Start of TASK INPUT

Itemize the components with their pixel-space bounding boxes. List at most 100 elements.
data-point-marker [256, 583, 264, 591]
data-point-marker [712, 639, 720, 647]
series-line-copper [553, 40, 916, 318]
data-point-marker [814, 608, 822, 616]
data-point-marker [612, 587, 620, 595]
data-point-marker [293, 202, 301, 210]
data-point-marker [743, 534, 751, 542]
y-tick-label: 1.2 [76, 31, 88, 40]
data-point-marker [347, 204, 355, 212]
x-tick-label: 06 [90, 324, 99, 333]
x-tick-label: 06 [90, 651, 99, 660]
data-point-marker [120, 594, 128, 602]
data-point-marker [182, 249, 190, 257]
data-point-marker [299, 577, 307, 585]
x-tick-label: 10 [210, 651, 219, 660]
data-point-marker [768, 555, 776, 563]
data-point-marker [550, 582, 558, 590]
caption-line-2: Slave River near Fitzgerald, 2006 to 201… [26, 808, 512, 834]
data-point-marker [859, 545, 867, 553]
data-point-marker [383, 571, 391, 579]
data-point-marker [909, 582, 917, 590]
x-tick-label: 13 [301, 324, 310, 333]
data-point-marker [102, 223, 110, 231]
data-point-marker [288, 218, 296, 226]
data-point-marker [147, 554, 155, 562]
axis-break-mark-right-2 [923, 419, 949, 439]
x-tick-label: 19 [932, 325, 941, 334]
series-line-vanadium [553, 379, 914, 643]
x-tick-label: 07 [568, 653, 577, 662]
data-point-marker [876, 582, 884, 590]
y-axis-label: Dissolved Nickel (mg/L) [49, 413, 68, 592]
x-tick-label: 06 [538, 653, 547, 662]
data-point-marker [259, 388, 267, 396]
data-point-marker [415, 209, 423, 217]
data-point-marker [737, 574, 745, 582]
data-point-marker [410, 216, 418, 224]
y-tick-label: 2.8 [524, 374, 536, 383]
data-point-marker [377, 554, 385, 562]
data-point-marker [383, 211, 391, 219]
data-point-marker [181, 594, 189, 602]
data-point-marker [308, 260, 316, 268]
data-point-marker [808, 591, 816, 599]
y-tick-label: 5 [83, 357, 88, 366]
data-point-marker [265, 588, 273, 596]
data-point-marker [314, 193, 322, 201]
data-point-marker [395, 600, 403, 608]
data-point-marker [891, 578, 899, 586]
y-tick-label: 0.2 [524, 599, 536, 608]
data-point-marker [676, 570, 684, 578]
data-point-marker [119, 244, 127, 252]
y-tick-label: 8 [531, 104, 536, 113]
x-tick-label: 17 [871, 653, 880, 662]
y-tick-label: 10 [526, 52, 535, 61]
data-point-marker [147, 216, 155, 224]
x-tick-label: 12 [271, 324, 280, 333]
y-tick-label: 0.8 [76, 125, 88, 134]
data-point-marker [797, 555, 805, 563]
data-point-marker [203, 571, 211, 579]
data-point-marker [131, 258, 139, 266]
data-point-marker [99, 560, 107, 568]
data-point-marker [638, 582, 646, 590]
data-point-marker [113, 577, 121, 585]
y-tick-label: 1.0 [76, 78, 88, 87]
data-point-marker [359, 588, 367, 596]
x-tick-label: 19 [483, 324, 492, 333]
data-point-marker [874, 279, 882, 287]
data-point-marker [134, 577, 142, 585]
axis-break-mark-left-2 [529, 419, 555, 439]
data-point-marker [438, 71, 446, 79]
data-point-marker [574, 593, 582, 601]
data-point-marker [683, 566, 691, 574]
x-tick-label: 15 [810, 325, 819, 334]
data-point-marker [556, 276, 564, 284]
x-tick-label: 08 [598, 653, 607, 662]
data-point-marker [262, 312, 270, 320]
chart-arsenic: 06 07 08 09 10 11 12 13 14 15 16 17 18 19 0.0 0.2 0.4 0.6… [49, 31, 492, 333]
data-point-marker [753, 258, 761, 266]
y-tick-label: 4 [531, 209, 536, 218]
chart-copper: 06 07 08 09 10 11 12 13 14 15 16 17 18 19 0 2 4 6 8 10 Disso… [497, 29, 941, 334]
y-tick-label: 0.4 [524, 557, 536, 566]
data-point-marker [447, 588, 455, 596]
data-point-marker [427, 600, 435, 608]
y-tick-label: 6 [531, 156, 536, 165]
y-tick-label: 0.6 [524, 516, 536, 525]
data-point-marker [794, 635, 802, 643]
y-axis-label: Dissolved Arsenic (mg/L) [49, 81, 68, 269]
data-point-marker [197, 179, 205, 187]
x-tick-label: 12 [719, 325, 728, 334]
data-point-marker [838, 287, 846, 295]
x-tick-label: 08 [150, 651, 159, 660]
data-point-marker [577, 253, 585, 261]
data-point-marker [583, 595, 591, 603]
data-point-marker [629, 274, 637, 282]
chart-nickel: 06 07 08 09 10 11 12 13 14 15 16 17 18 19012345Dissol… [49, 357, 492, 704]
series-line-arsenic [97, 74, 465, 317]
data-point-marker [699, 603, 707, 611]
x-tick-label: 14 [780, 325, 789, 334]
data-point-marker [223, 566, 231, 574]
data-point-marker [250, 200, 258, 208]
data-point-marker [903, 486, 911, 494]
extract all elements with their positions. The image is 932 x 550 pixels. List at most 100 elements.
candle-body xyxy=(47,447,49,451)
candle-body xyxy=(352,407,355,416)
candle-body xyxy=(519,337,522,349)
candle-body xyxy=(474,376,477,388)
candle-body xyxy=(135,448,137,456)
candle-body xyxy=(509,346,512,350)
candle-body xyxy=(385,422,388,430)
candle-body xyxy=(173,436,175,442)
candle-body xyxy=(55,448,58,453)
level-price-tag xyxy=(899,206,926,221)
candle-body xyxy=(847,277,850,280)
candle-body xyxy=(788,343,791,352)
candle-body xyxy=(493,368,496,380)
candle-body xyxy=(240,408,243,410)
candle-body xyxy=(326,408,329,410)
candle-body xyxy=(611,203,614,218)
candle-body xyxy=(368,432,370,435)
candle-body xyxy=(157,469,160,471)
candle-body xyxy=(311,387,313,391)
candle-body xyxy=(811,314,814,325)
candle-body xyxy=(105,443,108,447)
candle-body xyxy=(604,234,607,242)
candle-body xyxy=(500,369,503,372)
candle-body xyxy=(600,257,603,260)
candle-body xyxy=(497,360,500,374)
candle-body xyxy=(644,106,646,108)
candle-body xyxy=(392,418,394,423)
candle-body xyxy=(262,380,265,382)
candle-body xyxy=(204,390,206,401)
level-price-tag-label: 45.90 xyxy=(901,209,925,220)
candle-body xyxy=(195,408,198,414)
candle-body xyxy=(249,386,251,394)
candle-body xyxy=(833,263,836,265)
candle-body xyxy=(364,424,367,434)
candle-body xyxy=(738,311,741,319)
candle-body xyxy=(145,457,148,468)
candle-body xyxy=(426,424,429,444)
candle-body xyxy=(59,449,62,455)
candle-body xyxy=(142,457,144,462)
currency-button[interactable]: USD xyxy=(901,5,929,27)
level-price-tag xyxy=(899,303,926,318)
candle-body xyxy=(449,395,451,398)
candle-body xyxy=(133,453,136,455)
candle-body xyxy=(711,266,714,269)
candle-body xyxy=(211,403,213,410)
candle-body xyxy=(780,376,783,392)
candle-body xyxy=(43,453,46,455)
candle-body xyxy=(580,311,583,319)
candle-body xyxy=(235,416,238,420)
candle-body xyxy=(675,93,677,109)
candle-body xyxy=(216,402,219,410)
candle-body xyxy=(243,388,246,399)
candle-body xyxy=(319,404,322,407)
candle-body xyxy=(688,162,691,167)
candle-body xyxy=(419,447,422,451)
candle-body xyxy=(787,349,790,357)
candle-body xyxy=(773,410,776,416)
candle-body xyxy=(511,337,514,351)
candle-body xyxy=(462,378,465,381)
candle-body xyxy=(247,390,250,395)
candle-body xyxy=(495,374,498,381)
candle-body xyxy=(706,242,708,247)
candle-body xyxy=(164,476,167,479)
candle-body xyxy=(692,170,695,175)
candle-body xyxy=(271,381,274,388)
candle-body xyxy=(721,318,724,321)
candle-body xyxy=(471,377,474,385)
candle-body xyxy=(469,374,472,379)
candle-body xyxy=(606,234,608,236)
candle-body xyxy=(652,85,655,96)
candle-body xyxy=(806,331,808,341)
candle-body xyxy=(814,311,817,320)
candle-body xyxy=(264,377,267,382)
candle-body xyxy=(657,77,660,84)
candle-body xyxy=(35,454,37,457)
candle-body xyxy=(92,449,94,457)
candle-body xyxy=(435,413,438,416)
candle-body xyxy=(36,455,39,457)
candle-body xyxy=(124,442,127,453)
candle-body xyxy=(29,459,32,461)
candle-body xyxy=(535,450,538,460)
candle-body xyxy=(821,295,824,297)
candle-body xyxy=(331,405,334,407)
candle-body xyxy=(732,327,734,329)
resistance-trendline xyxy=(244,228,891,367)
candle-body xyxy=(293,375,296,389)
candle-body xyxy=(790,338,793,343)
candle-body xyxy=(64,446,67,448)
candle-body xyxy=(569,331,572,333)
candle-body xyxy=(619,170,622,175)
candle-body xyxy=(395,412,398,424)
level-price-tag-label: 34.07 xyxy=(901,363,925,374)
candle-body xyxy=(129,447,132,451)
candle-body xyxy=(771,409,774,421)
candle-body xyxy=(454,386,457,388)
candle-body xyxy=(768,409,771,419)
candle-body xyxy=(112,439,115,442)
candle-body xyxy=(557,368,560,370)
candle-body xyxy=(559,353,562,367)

End of TASK INPUT

### REQUIREMENTS
Reproduce verbatim the entries in the recorded data, starting at the first line and ending at the line that contains "data-point-marker [909, 582, 917, 590]", with both ends included.

### RESPONSE BELOW
Itemize the components with their pixel-space bounding boxes. List at most 100 elements.
data-point-marker [256, 583, 264, 591]
data-point-marker [712, 639, 720, 647]
series-line-copper [553, 40, 916, 318]
data-point-marker [814, 608, 822, 616]
data-point-marker [612, 587, 620, 595]
data-point-marker [293, 202, 301, 210]
data-point-marker [743, 534, 751, 542]
y-tick-label: 1.2 [76, 31, 88, 40]
data-point-marker [347, 204, 355, 212]
x-tick-label: 06 [90, 324, 99, 333]
x-tick-label: 06 [90, 651, 99, 660]
data-point-marker [120, 594, 128, 602]
data-point-marker [182, 249, 190, 257]
data-point-marker [299, 577, 307, 585]
x-tick-label: 10 [210, 651, 219, 660]
data-point-marker [768, 555, 776, 563]
data-point-marker [550, 582, 558, 590]
caption-line-2: Slave River near Fitzgerald, 2006 to 201… [26, 808, 512, 834]
data-point-marker [859, 545, 867, 553]
data-point-marker [383, 571, 391, 579]
data-point-marker [909, 582, 917, 590]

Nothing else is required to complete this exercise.